◆ **Set exercise**:
Below are records. Copy every line with "заявителя" in it.

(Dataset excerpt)

•••••

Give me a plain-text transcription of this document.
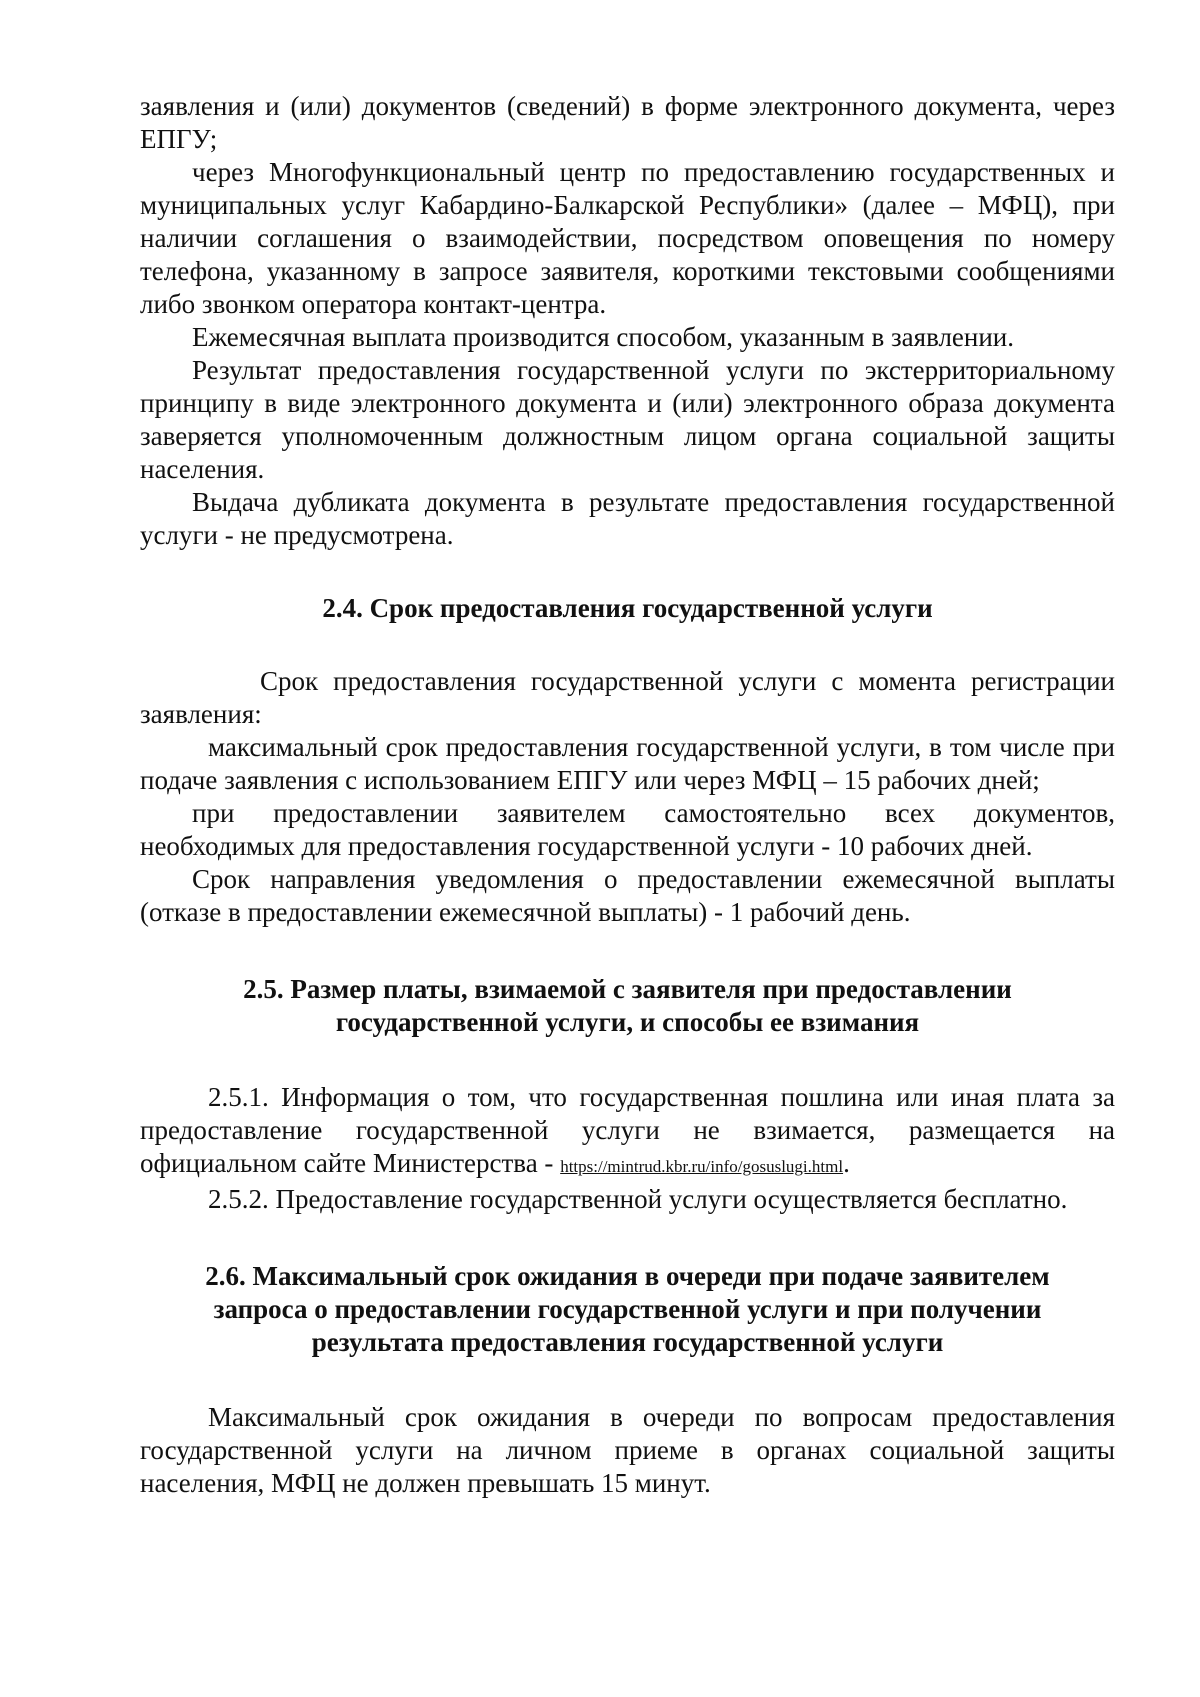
заявления и (или) документов (сведений) в форме электронного документа, через ЕПГУ;

через Многофункциональный центр по предоставлению государственных и муниципальных услуг Кабардино-Балкарской Республики» (далее – МФЦ), при наличии соглашения о взаимодействии, посредством оповещения по номеру телефона, указанному в запросе заявителя, короткими текстовыми сообщениями либо звонком оператора контакт-центра.

Ежемесячная выплата производится способом, указанным в заявлении.

Результат предоставления государственной услуги по экстерриториальному принципу в виде электронного документа и (или) электронного образа документа заверяется уполномоченным должностным лицом органа социальной защиты населения.

Выдача дубликата документа в результате предоставления государственной услуги - не предусмотрена.

2.4. Срок предоставления государственной услуги

Срок предоставления государственной услуги с момента регистрации заявления:

максимальный срок предоставления государственной услуги, в том числе при подаче заявления с использованием ЕПГУ или через МФЦ – 15 рабочих дней;

при предоставлении заявителем самостоятельно всех документов, необходимых для предоставления государственной услуги - 10 рабочих дней.

Срок направления уведомления о предоставлении ежемесячной выплаты (отказе в предоставлении ежемесячной выплаты) - 1 рабочий день.

2.5. Размер платы, взимаемой с заявителя при предоставлении
государственной услуги, и способы ее взимания

2.5.1. Информация о том, что государственная пошлина или иная плата за предоставление государственной услуги не взимается, размещается на официальном сайте Министерства - https://mintrud.kbr.ru/info/gosuslugi.html.

2.5.2. Предоставление государственной услуги осуществляется бесплатно.

2.6. Максимальный срок ожидания в очереди при подаче заявителем
запроса о предоставлении государственной услуги и при получении
результата предоставления государственной услуги

Максимальный срок ожидания в очереди по вопросам предоставления государственной услуги на личном приеме в органах социальной защиты населения, МФЦ не должен превышать 15 минут.
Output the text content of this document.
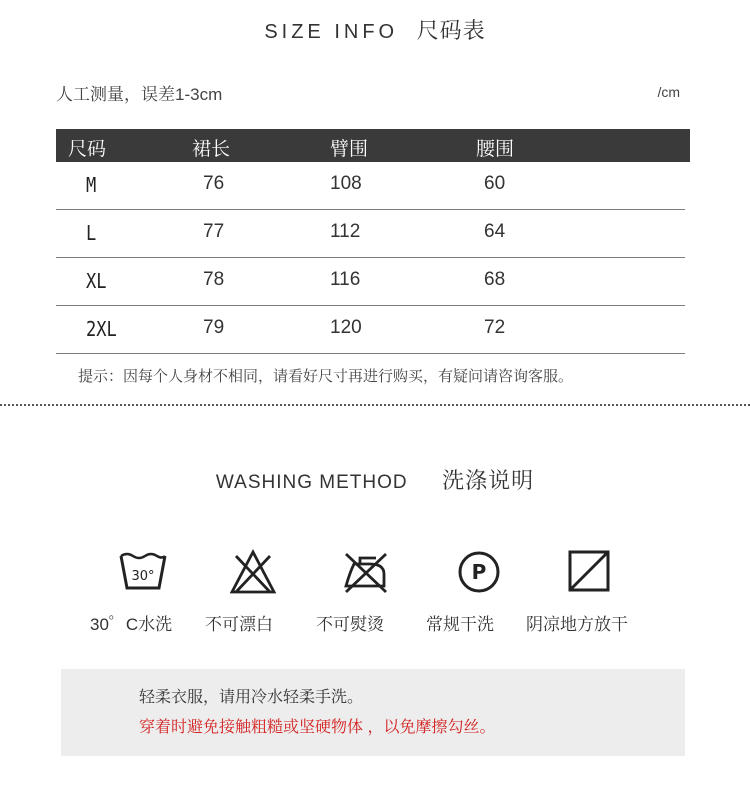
SIZE INFO 尺码表
人工测量，误差1-3cm	/cm
尺码	裙长	臂围	腰围
M	76	108	60
L	77	112	64
XL	78	116	68
2XL	79	120	72
提示：因每个人身材不相同，请看好尺寸再进行购买，有疑问请咨询客服。
WASHING METHOD 洗涤说明
30°
30゜C水洗 不可漂白	不可熨烫
P
常规干洗 阴凉地方放干
轻柔衣服，请用冷水轻柔手洗。
穿着时避免接触粗糙或坚硬物体 ，以免摩擦勾丝。
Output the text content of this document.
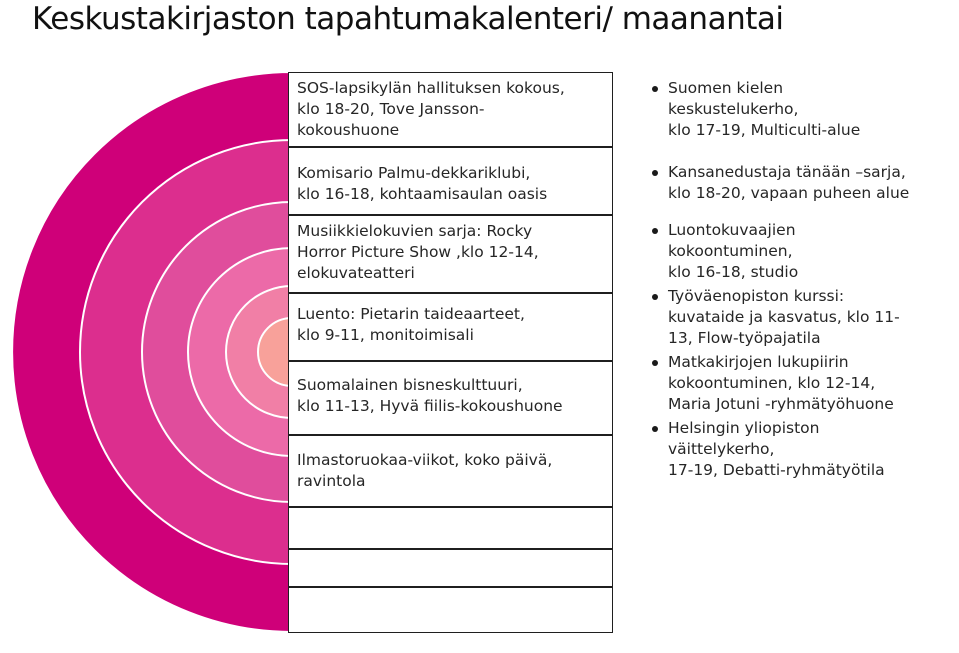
Keskustakirjaston tapahtumakalenteri/ maanantai
SOS-lapsikylän hallituksen kokous,
klo 18-20, Tove Jansson-
kokoushuone
Komisario Palmu-dekkariklubi,
klo 16-18, kohtaamisaulan oasis
Musiikkielokuvien sarja: Rocky
Horror Picture Show ,klo 12-14,
elokuvateatteri
Luento: Pietarin taideaarteet,
klo 9-11, monitoimisali
Suomalainen bisneskulttuuri,
klo 11-13, Hyvä fiilis-kokoushuone
Ilmastoruokaa-viikot, koko päivä,
ravintola
Suomen kielen
keskustelukerho,
klo 17-19, Multiculti-alue
Kansanedustaja tänään –sarja,
klo 18-20, vapaan puheen alue
Luontokuvaajien
kokoontuminen,
klo 16-18, studio
Työväenopiston kurssi:
kuvataide ja kasvatus, klo 11-
13, Flow-työpajatila
Matkakirjojen lukupiirin
kokoontuminen, klo 12-14,
Maria Jotuni -ryhmätyöhuone
Helsingin yliopiston
väittelykerho,
17-19, Debatti-ryhmätyötila
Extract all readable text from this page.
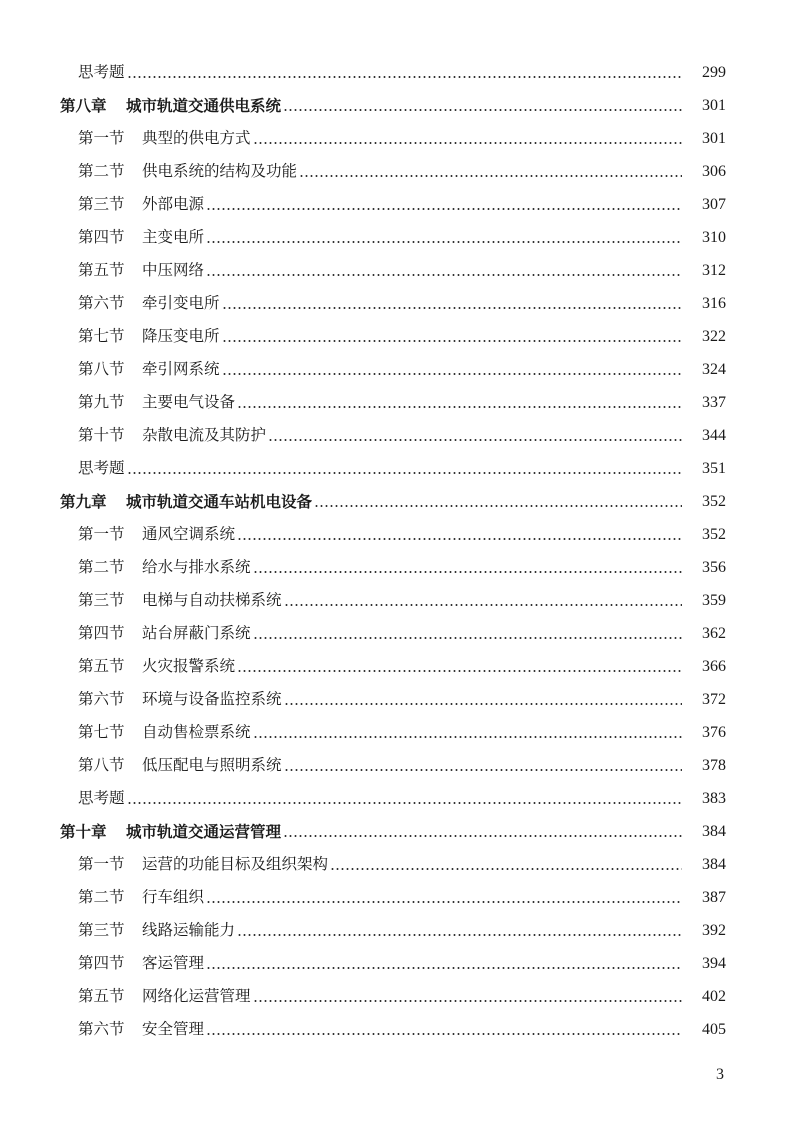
思考题	299
第八章	城市轨道交通供电系统	301
第一节	典型的供电方式	301
第二节	供电系统的结构及功能	306
第三节	外部电源	307
第四节	主变电所	310
第五节	中压网络	312
第六节	牵引变电所	316
第七节	降压变电所	322
第八节	牵引网系统	324
第九节	主要电气设备	337
第十节	杂散电流及其防护	344
思考题	351
第九章	城市轨道交通车站机电设备	352
第一节	通风空调系统	352
第二节	给水与排水系统	356
第三节	电梯与自动扶梯系统	359
第四节	站台屏蔽门系统	362
第五节	火灾报警系统	366
第六节	环境与设备监控系统	372
第七节	自动售检票系统	376
第八节	低压配电与照明系统	378
思考题	383
第十章	城市轨道交通运营管理	384
第一节	运营的功能目标及组织架构	384
第二节	行车组织	387
第三节	线路运输能力	392
第四节	客运管理	394
第五节	网络化运营管理	402
第六节	安全管理	405
3
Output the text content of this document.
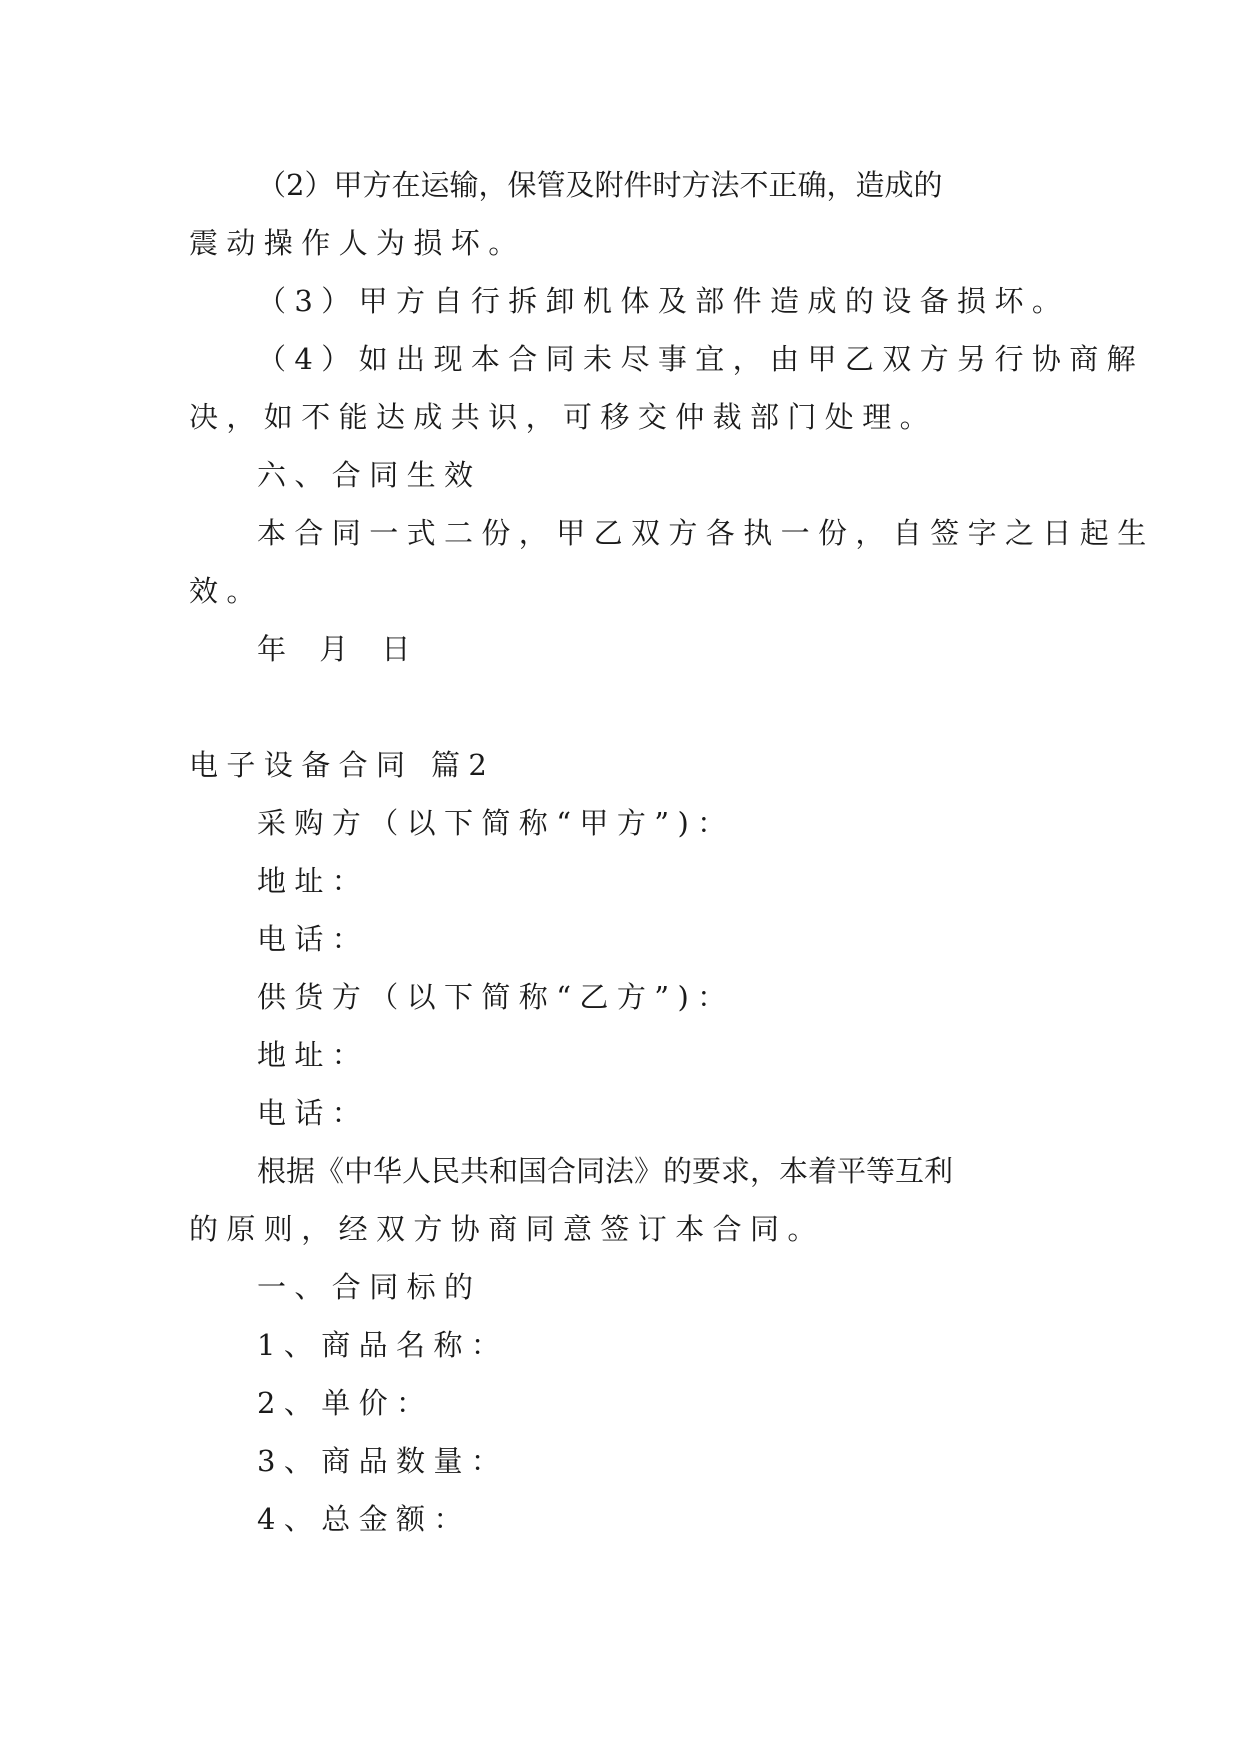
（2）甲方在运输，保管及附件时方法不正确，造成的

震动操作人为损坏。

（3）甲方自行拆卸机体及部件造成的设备损坏。

（4）如出现本合同未尽事宜，由甲乙双方另行协商解

决，如不能达成共识，可移交仲裁部门处理。

六、合同生效

本合同一式二份，甲乙双方各执一份，自签字之日起生

效。

年 月 日

电子设备合同 篇2

采购方（以下简称“甲方”)：

地址：

电话：

供货方（以下简称“乙方”)：

地址：

电话：

根据《中华人民共和国合同法》的要求，本着平等互利

的原则，经双方协商同意签订本合同。

一、合同标的

1、商品名称：

2、单价：

3、商品数量：

4、总金额：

•••••

◆ **Solution**:
через Многофункциональный центр по предоставлению государственных и муниципальных услуг Кабардино-Балкарской Республики» (далее – МФЦ), при наличии соглашения о взаимодействии, посредством оповещения по номеру телефона, указанному в запросе заявителя, короткими текстовыми сообщениями либо звонком оператора контакт-центра.
2.5. Размер платы, взимаемой с заявителя при предоставлении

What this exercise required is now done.